Dataset entries:

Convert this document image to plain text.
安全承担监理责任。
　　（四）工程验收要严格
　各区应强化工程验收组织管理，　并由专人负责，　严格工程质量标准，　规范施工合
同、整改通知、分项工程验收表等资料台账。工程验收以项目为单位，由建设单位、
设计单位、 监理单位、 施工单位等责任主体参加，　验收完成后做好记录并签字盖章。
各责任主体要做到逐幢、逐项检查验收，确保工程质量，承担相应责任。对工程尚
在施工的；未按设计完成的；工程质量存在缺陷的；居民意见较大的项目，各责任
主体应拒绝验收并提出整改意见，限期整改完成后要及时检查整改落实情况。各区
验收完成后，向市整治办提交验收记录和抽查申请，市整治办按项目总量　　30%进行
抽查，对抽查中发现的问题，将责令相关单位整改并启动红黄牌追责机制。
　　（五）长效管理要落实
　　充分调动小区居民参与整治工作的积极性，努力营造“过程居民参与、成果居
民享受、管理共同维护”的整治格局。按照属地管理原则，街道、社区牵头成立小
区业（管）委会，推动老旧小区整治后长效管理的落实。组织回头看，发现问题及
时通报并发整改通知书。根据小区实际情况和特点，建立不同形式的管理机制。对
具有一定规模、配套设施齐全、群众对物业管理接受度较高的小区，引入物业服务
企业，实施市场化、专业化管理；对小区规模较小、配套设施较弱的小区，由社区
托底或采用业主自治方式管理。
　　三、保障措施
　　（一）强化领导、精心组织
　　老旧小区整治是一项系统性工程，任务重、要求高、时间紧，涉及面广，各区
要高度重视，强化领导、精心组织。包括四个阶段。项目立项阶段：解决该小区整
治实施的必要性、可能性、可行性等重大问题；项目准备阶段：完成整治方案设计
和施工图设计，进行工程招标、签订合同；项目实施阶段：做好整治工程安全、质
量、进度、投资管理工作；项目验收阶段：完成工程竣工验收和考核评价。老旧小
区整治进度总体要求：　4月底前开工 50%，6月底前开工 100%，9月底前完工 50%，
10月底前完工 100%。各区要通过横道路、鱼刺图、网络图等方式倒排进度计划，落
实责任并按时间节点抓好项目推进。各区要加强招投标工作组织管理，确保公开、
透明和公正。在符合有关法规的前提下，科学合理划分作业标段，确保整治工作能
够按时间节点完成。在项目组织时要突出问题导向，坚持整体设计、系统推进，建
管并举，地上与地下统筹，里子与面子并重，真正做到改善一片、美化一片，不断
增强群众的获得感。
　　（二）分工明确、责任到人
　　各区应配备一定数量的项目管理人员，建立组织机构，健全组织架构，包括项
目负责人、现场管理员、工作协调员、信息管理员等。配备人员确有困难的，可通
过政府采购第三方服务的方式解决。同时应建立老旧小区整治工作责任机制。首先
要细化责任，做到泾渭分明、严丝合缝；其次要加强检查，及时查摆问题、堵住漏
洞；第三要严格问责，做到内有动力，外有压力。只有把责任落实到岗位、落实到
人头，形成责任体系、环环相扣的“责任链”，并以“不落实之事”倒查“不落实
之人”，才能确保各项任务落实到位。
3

- [PROBLEM DETAILS]: Write out the whole listing again. Match it word for word.

- [TASK RESULT]:
Convert this document image to plain text.
安全承担监理责任。
　　（四）工程验收要严格
　各区应强化工程验收组织管理，　并由专人负责，　严格工程质量标准，　规范施工合
同、整改通知、分项工程验收表等资料台账。工程验收以项目为单位，由建设单位、
设计单位、 监理单位、 施工单位等责任主体参加，　验收完成后做好记录并签字盖章。
各责任主体要做到逐幢、逐项检查验收，确保工程质量，承担相应责任。对工程尚
在施工的；未按设计完成的；工程质量存在缺陷的；居民意见较大的项目，各责任
主体应拒绝验收并提出整改意见，限期整改完成后要及时检查整改落实情况。各区
验收完成后，向市整治办提交验收记录和抽查申请，市整治办按项目总量　　30%进行
抽查，对抽查中发现的问题，将责令相关单位整改并启动红黄牌追责机制。
　　（五）长效管理要落实
　　充分调动小区居民参与整治工作的积极性，努力营造“过程居民参与、成果居
民享受、管理共同维护”的整治格局。按照属地管理原则，街道、社区牵头成立小
区业（管）委会，推动老旧小区整治后长效管理的落实。组织回头看，发现问题及
时通报并发整改通知书。根据小区实际情况和特点，建立不同形式的管理机制。对
具有一定规模、配套设施齐全、群众对物业管理接受度较高的小区，引入物业服务
企业，实施市场化、专业化管理；对小区规模较小、配套设施较弱的小区，由社区
托底或采用业主自治方式管理。
　　三、保障措施
　　（一）强化领导、精心组织
　　老旧小区整治是一项系统性工程，任务重、要求高、时间紧，涉及面广，各区
要高度重视，强化领导、精心组织。包括四个阶段。项目立项阶段：解决该小区整
治实施的必要性、可能性、可行性等重大问题；项目准备阶段：完成整治方案设计
和施工图设计，进行工程招标、签订合同；项目实施阶段：做好整治工程安全、质
量、进度、投资管理工作；项目验收阶段：完成工程竣工验收和考核评价。老旧小
区整治进度总体要求：　4月底前开工 50%，6月底前开工 100%，9月底前完工 50%，
10月底前完工 100%。各区要通过横道路、鱼刺图、网络图等方式倒排进度计划，落
实责任并按时间节点抓好项目推进。各区要加强招投标工作组织管理，确保公开、
透明和公正。在符合有关法规的前提下，科学合理划分作业标段，确保整治工作能
够按时间节点完成。在项目组织时要突出问题导向，坚持整体设计、系统推进，建
管并举，地上与地下统筹，里子与面子并重，真正做到改善一片、美化一片，不断
增强群众的获得感。
　　（二）分工明确、责任到人
　　各区应配备一定数量的项目管理人员，建立组织机构，健全组织架构，包括项
目负责人、现场管理员、工作协调员、信息管理员等。配备人员确有困难的，可通
过政府采购第三方服务的方式解决。同时应建立老旧小区整治工作责任机制。首先
要细化责任，做到泾渭分明、严丝合缝；其次要加强检查，及时查摆问题、堵住漏
洞；第三要严格问责，做到内有动力，外有压力。只有把责任落实到岗位、落实到
人头，形成责任体系、环环相扣的“责任链”，并以“不落实之事”倒查“不落实
之人”，才能确保各项任务落实到位。
3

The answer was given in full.